Record extracts →
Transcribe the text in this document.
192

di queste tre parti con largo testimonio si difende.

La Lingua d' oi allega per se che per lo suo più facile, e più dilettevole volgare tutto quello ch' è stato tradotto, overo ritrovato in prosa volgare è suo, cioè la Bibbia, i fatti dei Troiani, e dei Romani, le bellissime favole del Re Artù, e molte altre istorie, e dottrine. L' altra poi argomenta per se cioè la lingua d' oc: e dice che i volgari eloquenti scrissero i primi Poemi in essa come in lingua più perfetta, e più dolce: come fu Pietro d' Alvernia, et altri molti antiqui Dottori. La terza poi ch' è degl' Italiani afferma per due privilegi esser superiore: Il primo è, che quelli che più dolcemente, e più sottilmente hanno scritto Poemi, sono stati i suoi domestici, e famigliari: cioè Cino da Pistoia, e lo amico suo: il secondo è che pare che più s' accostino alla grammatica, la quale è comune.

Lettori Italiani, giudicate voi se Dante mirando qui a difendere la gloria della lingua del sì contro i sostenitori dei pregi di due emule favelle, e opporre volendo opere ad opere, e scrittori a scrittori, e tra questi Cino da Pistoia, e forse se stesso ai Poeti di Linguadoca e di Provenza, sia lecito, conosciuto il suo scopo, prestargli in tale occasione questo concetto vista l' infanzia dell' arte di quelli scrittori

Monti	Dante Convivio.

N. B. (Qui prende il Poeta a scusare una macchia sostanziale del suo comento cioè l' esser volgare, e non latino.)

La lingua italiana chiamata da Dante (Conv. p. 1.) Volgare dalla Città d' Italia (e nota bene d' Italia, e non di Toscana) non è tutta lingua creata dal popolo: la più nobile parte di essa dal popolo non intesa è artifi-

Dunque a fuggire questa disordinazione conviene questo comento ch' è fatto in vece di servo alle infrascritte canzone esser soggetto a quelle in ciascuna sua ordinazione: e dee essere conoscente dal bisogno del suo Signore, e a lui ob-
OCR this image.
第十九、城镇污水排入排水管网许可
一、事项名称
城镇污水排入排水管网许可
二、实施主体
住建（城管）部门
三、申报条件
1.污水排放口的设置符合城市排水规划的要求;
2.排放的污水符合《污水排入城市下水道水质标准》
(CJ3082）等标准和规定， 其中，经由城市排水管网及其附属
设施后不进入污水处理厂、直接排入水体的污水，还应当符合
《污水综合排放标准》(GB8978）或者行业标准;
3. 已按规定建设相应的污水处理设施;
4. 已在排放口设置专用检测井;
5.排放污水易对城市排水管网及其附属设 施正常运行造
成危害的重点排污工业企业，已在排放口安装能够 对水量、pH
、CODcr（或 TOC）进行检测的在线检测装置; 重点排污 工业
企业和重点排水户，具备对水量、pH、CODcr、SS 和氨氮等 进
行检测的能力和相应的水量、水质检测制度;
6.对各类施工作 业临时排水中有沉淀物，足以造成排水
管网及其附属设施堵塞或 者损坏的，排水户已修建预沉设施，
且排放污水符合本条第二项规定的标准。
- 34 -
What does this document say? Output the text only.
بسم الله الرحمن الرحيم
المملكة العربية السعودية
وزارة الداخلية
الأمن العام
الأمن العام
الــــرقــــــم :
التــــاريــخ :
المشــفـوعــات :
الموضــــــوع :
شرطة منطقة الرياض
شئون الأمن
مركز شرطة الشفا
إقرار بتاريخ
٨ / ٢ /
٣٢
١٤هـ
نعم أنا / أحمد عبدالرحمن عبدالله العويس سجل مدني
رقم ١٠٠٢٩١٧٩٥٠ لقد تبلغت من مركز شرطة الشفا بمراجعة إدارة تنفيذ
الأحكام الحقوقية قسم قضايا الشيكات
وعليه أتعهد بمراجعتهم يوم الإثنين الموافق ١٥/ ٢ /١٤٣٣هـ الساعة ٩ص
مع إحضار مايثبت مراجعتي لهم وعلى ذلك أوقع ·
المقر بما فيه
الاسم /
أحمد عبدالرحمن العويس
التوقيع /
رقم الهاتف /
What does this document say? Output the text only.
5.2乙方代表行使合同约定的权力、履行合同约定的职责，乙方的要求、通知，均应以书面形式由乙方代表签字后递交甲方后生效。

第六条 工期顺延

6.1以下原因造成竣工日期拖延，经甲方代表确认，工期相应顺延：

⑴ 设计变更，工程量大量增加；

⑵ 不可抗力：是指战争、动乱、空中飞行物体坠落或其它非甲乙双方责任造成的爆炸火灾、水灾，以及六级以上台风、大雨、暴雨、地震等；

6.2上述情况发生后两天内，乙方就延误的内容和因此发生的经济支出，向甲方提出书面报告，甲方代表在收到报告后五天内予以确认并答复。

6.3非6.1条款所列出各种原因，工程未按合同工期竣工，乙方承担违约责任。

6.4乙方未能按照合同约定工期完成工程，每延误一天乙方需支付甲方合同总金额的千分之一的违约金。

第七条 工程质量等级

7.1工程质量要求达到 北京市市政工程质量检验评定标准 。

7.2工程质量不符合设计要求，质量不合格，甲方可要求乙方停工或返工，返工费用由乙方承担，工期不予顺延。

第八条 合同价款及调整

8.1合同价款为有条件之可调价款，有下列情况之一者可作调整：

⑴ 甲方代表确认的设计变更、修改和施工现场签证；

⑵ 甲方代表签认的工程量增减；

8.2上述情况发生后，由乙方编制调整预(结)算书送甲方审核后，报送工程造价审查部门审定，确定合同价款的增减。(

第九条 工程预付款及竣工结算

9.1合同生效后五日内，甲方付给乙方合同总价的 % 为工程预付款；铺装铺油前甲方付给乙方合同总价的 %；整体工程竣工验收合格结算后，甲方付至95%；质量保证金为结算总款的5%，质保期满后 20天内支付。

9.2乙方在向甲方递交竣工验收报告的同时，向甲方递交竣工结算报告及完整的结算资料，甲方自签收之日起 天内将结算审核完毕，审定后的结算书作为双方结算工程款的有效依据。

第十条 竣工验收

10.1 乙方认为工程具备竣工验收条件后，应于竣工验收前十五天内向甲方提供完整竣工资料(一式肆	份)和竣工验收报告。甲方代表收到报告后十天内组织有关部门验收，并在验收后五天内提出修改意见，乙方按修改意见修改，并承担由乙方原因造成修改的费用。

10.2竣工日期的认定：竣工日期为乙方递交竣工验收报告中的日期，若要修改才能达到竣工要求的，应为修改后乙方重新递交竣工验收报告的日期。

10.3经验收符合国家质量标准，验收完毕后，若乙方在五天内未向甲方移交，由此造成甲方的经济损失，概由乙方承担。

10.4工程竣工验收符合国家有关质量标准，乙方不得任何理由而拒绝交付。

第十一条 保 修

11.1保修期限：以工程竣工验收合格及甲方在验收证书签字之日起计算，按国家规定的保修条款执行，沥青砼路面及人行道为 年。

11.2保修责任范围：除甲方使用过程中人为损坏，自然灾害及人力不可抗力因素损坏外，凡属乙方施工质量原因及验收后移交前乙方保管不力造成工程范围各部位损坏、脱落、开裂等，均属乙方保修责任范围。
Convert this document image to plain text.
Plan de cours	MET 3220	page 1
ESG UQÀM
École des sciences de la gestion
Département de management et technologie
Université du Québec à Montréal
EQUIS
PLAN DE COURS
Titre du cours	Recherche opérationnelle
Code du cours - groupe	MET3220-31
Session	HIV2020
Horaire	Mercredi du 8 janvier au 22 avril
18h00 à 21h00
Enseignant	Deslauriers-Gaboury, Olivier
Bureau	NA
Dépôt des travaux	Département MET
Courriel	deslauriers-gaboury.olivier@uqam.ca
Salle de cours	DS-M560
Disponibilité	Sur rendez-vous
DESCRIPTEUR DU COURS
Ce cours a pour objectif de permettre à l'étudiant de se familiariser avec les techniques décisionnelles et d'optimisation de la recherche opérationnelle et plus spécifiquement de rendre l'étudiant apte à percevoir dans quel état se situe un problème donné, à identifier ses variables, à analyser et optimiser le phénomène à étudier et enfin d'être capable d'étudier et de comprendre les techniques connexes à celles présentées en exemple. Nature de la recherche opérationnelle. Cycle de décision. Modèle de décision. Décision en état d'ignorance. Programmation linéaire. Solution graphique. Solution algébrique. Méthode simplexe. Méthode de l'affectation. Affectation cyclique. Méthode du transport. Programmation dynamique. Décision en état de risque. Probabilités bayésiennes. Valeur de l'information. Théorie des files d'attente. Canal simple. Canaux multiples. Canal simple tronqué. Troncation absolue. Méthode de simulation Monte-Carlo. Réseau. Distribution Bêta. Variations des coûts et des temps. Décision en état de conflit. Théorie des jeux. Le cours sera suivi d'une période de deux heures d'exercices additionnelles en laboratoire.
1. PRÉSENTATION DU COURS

What the exercise asks → Give the number of lines in the listing above that hold the string "text", with nothing else.

Solution for this exercise → 4